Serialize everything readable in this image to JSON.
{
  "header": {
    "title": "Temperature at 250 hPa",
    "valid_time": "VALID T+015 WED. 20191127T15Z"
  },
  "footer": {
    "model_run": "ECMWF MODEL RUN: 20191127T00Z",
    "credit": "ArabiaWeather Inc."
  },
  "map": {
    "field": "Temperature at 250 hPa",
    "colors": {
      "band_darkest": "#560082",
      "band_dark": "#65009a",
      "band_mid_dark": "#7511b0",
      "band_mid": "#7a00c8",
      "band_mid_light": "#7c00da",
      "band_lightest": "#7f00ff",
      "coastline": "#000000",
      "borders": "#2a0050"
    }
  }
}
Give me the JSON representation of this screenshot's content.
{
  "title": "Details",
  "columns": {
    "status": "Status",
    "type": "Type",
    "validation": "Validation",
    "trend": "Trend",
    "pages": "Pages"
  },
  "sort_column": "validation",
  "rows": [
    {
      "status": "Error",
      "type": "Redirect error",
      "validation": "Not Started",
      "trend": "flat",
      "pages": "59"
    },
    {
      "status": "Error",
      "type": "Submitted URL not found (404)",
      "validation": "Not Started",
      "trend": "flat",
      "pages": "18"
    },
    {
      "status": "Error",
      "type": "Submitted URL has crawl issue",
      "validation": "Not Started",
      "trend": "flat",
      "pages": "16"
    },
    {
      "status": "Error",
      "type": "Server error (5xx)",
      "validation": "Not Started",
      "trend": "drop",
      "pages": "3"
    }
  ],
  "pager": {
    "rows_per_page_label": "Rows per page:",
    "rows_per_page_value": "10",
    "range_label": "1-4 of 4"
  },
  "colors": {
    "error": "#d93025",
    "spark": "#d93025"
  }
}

◇ ◇ ◇ ◇ ◇ ◇ ◇

- Set exercise:
Look above for the line containing "Give me the"; copy from it through the last line, exactly, and nothing more.

- Task result:
Give me the JSON representation of this screenshot's content.
{
  "title": "Details",
  "columns": {
    "status": "Status",
    "type": "Type",
    "validation": "Validation",
    "trend": "Trend",
    "pages": "Pages"
  },
  "sort_column": "validation",
  "rows": [
    {
      "status": "Error",
      "type": "Redirect error",
      "validation": "Not Started",
      "trend": "flat",
      "pages": "59"
    },
    {
      "status": "Error",
      "type": "Submitted URL not found (404)",
      "validation": "Not Started",
      "trend": "flat",
      "pages": "18"
    },
    {
      "status": "Error",
      "type": "Submitted URL has crawl issue",
      "validation": "Not Started",
      "trend": "flat",
      "pages": "16"
    },
    {
      "status": "Error",
      "type": "Server error (5xx)",
      "validation": "Not Started",
      "trend": "drop",
      "pages": "3"
    }
  ],
  "pager": {
    "rows_per_page_label": "Rows per page:",
    "rows_per_page_value": "10",
    "range_label": "1-4 of 4"
  },
  "colors": {
    "error": "#d93025",
    "spark": "#d93025"
  }
}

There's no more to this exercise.